Seek out every line containing the word "object", and copy each.

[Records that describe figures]
-- BEGIN --

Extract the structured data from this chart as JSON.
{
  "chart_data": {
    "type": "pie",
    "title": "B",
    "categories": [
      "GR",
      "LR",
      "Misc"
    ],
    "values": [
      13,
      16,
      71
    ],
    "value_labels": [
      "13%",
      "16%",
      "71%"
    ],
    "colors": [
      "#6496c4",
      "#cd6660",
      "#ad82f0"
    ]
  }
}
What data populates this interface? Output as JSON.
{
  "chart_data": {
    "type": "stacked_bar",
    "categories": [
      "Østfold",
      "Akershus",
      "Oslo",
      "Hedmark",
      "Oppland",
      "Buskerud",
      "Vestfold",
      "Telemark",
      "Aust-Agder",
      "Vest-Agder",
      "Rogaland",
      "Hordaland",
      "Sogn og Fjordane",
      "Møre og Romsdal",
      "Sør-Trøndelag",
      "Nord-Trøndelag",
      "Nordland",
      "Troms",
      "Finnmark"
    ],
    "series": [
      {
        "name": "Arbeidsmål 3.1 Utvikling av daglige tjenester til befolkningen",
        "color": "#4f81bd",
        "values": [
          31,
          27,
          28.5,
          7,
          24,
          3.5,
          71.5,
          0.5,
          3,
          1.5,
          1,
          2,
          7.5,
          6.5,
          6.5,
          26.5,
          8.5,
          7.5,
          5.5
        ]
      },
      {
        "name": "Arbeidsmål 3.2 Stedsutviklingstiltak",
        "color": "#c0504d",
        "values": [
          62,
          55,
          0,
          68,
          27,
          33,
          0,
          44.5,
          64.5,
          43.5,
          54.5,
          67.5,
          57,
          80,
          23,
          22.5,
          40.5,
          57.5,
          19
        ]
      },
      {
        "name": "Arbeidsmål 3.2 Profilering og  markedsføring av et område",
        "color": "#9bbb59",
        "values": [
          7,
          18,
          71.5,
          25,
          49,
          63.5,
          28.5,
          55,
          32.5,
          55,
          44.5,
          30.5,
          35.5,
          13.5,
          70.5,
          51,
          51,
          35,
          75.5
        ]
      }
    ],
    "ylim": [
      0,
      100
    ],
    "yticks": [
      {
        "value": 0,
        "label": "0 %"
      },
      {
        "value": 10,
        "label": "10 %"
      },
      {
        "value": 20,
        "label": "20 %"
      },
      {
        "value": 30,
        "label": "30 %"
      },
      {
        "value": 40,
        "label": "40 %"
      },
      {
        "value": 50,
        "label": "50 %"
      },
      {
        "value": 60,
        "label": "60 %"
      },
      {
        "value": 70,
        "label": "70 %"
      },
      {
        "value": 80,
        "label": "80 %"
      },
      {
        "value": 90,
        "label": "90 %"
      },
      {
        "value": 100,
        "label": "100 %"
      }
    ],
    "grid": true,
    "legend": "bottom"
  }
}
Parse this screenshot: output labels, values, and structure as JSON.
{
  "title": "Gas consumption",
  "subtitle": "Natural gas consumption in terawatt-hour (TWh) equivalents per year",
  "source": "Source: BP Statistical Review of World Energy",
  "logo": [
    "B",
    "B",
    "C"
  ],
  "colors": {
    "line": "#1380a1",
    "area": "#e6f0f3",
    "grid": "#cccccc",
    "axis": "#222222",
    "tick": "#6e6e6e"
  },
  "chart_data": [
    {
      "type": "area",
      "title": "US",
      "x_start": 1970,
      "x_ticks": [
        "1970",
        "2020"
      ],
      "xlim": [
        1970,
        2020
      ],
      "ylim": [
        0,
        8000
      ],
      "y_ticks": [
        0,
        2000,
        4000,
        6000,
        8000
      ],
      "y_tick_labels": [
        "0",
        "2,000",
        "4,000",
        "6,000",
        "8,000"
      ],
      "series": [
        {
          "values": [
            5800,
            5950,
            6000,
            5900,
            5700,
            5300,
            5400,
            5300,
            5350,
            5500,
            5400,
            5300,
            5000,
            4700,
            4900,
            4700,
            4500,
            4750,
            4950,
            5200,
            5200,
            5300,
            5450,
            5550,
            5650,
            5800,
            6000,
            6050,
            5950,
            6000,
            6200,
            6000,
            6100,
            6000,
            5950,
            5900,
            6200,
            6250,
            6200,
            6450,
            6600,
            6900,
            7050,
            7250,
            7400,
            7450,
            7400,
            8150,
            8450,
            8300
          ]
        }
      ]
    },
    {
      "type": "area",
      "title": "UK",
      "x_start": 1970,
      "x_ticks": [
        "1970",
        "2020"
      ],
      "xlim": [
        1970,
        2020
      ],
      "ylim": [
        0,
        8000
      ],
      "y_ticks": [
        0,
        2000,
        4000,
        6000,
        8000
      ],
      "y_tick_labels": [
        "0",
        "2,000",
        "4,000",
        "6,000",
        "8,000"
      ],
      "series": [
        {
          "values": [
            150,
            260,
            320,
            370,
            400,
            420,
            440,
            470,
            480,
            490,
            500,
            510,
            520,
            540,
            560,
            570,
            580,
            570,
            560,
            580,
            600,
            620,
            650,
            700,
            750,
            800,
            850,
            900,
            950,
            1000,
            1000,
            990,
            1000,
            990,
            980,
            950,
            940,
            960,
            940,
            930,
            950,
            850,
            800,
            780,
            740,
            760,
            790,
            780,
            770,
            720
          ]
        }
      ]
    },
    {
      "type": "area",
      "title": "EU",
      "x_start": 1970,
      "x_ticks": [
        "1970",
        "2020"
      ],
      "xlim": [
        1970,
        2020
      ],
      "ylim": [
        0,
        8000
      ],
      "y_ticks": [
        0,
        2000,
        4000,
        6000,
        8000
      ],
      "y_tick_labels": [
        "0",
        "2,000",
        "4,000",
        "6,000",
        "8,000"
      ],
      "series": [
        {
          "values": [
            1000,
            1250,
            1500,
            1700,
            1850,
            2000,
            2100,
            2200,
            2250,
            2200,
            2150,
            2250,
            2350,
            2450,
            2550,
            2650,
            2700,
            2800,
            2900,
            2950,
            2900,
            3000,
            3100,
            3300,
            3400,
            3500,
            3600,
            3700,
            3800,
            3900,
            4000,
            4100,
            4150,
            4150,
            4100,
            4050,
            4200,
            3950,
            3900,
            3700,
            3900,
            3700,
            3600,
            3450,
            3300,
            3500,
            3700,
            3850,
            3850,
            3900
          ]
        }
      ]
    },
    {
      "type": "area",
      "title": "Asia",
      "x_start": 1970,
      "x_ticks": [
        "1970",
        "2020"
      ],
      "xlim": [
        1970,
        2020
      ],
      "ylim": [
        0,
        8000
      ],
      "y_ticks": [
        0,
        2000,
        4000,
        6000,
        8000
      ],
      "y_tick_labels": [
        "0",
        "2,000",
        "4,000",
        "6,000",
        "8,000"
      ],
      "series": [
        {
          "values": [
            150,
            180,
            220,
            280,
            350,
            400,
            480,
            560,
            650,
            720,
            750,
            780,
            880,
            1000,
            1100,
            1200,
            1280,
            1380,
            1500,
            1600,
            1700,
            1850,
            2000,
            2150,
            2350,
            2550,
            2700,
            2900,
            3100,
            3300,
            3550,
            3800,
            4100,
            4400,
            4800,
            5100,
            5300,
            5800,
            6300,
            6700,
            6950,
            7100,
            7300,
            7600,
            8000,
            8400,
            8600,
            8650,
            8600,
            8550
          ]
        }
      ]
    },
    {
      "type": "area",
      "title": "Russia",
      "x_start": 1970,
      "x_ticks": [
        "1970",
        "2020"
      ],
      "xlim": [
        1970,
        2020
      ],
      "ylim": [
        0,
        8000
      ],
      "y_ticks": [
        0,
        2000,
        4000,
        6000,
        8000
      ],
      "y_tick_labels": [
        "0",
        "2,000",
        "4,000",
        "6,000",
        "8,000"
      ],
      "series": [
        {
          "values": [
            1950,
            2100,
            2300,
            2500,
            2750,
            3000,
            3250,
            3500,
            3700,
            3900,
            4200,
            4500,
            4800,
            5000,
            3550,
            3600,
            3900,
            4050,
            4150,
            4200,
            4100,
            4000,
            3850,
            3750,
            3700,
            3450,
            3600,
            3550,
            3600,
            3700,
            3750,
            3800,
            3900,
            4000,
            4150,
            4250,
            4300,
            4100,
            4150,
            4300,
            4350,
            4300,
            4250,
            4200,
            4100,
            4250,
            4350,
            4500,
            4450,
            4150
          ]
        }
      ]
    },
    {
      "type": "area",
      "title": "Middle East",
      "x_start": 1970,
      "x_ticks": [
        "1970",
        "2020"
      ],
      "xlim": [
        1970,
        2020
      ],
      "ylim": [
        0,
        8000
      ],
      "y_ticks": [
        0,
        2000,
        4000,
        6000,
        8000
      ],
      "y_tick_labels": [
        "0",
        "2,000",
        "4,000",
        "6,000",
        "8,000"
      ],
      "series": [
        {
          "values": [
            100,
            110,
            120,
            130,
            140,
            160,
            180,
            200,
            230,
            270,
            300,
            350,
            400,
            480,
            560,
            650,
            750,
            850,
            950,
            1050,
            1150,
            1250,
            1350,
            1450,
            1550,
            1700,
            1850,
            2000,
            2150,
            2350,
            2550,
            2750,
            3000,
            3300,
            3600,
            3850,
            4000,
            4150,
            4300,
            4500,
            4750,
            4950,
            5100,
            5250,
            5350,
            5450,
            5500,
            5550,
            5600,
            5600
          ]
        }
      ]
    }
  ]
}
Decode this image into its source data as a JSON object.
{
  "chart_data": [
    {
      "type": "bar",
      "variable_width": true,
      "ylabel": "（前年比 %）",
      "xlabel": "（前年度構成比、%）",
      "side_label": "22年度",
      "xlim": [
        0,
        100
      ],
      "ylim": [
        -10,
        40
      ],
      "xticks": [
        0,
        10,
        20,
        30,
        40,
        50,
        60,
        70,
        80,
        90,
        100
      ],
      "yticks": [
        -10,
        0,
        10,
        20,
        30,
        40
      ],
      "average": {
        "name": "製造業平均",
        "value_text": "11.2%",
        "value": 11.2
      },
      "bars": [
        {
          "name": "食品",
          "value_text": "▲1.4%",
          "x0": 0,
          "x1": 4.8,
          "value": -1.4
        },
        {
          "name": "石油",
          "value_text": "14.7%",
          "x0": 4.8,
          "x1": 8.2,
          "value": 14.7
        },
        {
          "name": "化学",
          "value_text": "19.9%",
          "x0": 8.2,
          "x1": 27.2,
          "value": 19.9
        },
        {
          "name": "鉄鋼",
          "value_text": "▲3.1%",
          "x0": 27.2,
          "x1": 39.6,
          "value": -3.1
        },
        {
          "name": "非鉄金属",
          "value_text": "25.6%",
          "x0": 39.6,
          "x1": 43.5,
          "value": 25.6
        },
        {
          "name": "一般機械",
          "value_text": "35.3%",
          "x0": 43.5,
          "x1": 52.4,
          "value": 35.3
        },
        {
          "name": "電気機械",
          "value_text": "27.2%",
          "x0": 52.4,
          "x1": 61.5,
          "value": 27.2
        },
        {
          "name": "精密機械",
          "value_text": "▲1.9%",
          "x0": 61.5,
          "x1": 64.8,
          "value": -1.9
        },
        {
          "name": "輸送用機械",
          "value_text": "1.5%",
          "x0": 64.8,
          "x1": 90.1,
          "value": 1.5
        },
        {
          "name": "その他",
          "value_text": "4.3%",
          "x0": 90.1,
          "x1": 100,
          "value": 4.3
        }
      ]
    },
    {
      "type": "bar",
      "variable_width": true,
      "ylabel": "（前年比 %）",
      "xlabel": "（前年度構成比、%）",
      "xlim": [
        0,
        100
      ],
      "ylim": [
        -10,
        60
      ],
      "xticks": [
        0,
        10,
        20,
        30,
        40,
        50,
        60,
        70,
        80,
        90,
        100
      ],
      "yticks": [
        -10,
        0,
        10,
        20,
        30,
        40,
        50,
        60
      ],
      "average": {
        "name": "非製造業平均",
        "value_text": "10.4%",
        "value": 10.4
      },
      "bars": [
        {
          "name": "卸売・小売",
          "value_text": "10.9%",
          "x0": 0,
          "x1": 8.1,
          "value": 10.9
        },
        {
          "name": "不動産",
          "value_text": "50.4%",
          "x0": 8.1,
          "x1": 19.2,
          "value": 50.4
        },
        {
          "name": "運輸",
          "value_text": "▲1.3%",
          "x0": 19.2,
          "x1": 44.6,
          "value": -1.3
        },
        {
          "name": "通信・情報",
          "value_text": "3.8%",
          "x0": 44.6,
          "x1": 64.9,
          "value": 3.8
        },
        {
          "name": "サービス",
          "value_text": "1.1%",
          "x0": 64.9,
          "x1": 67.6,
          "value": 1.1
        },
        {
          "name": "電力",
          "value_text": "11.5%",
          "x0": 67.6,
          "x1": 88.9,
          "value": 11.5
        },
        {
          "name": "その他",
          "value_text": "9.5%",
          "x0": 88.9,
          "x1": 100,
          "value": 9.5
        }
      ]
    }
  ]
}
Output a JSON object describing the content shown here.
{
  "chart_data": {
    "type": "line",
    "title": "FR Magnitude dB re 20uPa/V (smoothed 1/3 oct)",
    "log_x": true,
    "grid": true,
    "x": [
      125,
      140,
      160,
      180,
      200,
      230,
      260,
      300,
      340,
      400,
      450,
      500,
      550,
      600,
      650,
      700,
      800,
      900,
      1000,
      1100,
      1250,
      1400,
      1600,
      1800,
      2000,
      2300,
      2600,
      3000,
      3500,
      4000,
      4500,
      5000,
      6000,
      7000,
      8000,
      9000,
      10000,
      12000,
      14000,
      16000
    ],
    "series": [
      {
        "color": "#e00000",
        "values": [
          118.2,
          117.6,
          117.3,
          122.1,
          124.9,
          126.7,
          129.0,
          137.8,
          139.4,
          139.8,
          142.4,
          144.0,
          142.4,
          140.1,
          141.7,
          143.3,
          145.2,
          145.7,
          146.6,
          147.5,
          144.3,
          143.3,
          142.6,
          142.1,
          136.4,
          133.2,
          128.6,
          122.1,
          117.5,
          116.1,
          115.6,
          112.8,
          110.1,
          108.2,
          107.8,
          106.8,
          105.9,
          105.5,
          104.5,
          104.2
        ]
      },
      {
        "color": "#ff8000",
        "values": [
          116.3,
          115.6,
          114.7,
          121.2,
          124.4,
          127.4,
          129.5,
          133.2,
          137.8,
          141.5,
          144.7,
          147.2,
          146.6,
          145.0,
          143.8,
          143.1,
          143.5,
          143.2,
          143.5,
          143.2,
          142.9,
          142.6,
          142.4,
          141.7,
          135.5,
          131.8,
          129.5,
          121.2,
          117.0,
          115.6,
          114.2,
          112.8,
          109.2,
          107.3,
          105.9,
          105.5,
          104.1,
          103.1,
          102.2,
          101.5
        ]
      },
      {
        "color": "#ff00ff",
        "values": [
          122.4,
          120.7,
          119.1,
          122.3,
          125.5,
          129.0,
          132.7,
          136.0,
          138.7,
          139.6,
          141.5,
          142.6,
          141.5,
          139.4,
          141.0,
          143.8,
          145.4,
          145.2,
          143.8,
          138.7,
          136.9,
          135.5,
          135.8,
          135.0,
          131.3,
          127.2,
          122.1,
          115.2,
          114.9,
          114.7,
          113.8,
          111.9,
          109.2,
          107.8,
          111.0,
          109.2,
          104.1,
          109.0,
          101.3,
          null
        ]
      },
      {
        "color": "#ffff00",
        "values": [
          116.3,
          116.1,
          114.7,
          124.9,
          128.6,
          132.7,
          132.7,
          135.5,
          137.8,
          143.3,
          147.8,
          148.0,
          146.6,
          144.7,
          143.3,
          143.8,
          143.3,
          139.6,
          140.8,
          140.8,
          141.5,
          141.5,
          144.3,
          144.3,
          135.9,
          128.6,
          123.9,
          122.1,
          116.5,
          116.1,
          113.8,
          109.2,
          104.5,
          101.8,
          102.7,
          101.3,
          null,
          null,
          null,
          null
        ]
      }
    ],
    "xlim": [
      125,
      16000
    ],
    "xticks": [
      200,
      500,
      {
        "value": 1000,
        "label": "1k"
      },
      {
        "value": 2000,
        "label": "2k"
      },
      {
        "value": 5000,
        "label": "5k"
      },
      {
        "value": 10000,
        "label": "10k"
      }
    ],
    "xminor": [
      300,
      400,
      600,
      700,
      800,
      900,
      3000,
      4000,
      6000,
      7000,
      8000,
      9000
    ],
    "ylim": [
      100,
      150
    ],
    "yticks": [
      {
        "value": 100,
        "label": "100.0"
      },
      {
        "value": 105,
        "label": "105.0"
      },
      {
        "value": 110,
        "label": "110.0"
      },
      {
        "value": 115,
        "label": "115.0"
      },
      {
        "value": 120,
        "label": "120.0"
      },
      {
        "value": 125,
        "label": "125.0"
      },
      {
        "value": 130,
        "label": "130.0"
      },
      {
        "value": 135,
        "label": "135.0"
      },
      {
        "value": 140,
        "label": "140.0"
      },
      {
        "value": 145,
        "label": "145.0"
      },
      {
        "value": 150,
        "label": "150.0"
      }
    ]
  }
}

-- END --

§ Task answer:
Decode this image into its source data as a JSON object.
Output a JSON object describing the content shown here.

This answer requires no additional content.